__Directive__
Scan the data below for the string "color". Show every line where it turns up.

__Records__
-.-.-

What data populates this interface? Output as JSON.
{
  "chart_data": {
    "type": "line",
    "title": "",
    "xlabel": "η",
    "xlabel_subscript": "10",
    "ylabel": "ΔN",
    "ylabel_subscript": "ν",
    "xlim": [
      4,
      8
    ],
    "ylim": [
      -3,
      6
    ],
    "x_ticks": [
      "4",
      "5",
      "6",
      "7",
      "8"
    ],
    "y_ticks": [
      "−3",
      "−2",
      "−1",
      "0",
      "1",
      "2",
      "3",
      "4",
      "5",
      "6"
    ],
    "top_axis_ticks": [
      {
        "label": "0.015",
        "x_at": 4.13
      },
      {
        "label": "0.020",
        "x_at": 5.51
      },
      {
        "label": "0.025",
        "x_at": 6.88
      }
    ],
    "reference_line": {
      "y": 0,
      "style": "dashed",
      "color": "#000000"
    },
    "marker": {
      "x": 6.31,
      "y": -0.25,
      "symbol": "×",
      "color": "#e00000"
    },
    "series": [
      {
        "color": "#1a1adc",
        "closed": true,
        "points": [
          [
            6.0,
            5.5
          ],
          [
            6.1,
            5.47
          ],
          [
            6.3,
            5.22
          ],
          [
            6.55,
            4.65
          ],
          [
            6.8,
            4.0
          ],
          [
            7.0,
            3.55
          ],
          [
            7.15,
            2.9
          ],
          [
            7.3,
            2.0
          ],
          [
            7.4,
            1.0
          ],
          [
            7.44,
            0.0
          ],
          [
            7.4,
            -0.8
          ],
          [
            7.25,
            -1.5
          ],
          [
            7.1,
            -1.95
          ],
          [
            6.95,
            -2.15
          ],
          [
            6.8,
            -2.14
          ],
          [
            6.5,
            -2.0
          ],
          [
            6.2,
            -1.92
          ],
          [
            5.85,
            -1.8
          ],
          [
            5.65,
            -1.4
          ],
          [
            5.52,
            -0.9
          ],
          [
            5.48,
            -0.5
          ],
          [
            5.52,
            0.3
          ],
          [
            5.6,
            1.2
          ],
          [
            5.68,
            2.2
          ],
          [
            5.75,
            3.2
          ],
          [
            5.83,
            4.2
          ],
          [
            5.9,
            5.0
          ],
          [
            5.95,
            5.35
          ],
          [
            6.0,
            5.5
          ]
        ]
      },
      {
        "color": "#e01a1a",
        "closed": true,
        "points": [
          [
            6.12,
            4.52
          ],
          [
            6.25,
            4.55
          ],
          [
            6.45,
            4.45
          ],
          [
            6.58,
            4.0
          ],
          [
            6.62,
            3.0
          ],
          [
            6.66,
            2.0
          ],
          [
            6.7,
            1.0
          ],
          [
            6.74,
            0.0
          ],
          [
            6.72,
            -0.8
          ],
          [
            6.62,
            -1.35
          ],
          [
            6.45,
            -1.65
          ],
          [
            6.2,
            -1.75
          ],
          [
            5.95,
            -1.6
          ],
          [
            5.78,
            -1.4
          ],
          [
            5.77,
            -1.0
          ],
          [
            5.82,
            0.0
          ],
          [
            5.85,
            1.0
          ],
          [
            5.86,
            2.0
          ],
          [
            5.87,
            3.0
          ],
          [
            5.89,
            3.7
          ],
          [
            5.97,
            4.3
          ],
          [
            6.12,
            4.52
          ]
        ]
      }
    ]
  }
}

-.-.-

__Exercise response__
      "color": "#000000"
      "color": "#e00000"
        "color": "#1a1adc",
        "color": "#e01a1a",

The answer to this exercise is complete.